## Given task
Copy all lines of the listing that include the string "Ставропольского".

------ Data rows ------

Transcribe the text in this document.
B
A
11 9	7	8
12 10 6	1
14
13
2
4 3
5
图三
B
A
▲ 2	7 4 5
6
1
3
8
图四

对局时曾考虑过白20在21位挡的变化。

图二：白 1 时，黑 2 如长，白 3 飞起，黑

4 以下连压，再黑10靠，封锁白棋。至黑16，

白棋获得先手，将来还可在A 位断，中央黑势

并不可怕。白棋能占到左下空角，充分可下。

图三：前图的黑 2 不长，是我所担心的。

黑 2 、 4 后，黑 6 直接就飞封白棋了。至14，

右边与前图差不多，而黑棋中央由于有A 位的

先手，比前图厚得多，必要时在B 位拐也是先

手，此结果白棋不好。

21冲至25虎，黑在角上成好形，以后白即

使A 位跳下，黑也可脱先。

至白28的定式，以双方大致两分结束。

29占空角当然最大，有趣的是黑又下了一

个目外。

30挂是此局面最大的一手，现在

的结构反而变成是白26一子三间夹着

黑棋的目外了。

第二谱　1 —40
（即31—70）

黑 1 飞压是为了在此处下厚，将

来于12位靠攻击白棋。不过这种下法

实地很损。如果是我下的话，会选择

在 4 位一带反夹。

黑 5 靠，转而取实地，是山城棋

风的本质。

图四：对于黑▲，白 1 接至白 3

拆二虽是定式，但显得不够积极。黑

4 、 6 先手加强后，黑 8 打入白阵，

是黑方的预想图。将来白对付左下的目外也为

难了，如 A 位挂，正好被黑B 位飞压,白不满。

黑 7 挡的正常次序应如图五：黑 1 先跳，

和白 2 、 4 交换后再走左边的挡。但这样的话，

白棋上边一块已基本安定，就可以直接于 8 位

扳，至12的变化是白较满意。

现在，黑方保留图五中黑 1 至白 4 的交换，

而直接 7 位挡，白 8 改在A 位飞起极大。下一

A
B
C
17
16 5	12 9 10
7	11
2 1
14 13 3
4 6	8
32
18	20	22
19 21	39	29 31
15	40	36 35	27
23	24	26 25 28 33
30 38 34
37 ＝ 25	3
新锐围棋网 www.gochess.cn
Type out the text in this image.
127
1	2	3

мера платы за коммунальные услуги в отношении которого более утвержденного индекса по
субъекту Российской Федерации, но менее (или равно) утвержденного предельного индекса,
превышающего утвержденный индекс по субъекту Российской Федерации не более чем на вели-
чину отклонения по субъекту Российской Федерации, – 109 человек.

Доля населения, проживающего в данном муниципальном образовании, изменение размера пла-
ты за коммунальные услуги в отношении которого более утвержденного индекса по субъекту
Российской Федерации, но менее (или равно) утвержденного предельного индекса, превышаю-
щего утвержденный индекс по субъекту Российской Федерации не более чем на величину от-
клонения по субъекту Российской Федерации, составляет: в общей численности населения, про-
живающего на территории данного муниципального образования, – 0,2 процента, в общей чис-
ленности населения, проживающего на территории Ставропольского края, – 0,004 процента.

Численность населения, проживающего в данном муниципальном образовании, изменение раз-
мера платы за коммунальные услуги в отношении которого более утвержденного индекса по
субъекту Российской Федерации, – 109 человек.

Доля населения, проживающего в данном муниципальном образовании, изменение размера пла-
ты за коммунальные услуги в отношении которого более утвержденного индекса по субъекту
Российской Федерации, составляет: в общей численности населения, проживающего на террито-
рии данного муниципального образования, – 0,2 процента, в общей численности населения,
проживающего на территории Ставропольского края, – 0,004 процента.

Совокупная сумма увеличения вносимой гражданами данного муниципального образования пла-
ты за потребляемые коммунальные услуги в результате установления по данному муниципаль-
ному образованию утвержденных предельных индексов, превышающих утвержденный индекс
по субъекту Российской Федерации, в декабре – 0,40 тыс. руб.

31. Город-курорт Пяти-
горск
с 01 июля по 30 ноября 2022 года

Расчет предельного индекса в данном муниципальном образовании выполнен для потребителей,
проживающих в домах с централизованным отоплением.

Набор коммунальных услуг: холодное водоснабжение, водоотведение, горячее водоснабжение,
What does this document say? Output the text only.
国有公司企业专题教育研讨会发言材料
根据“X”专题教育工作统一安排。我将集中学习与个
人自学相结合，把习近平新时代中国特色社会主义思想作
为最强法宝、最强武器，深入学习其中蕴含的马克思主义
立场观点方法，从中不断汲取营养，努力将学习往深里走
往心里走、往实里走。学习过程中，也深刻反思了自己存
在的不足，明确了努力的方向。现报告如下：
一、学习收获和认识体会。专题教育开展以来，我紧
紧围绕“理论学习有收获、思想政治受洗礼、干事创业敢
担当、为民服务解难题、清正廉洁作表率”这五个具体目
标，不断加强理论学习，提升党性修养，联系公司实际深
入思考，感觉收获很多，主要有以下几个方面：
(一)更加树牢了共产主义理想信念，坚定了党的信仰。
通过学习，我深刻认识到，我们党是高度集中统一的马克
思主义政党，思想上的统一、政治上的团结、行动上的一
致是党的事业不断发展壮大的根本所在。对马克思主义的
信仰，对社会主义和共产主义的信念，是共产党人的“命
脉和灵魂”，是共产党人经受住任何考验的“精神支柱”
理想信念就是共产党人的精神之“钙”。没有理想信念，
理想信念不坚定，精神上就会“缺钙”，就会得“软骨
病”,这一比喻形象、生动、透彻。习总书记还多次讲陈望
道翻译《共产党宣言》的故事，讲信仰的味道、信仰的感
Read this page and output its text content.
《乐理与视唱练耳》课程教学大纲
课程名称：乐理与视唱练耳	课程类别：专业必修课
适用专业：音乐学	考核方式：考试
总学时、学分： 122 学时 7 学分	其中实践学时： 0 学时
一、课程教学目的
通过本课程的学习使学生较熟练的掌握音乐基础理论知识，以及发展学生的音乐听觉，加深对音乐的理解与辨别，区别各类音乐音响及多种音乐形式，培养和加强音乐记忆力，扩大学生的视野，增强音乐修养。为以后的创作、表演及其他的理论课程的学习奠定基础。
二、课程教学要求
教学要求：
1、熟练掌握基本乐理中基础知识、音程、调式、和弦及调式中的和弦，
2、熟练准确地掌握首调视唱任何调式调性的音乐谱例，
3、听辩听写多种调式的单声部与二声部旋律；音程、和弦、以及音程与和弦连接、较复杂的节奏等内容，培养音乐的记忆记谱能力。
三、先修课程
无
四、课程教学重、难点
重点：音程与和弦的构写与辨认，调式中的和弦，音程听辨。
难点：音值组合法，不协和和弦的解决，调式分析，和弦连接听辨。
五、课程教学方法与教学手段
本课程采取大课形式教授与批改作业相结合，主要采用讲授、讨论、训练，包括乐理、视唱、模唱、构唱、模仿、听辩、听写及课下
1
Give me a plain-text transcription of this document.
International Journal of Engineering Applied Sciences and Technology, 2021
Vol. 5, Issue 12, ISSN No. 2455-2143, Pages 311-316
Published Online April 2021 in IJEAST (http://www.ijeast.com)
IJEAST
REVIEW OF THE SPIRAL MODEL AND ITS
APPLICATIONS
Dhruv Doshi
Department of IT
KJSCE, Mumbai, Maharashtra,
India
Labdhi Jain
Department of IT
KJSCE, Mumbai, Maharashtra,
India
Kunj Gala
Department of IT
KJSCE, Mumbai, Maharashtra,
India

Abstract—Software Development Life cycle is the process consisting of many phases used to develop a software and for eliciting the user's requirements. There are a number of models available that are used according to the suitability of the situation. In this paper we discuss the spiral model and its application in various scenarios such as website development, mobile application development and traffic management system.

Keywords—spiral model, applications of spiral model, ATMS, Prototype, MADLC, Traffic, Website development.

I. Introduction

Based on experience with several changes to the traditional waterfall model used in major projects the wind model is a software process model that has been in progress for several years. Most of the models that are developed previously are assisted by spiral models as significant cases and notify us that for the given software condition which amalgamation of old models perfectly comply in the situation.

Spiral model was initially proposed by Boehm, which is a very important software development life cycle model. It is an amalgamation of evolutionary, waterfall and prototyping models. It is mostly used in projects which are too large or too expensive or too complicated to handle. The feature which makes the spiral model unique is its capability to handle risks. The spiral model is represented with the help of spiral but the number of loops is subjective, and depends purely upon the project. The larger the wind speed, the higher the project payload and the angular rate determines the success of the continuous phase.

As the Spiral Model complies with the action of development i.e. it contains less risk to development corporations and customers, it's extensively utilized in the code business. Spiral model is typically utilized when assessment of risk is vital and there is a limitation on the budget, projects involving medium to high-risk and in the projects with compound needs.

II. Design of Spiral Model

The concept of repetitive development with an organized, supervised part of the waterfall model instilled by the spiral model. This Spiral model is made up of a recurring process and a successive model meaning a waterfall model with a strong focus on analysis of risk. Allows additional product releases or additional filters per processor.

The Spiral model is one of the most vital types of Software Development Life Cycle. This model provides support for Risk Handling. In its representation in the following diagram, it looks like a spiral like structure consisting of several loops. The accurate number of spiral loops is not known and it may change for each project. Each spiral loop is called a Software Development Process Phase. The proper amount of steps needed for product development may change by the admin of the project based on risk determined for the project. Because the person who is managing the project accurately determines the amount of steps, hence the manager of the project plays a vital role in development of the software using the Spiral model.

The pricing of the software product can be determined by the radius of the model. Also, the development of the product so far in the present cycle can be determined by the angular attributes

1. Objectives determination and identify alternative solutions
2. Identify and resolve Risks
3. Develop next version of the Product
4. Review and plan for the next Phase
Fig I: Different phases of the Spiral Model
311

------

## Response to the task
ленности населения, проживающего на территории Ставропольского края, – 0,004 процента.
проживающего на территории Ставропольского края, – 0,004 процента.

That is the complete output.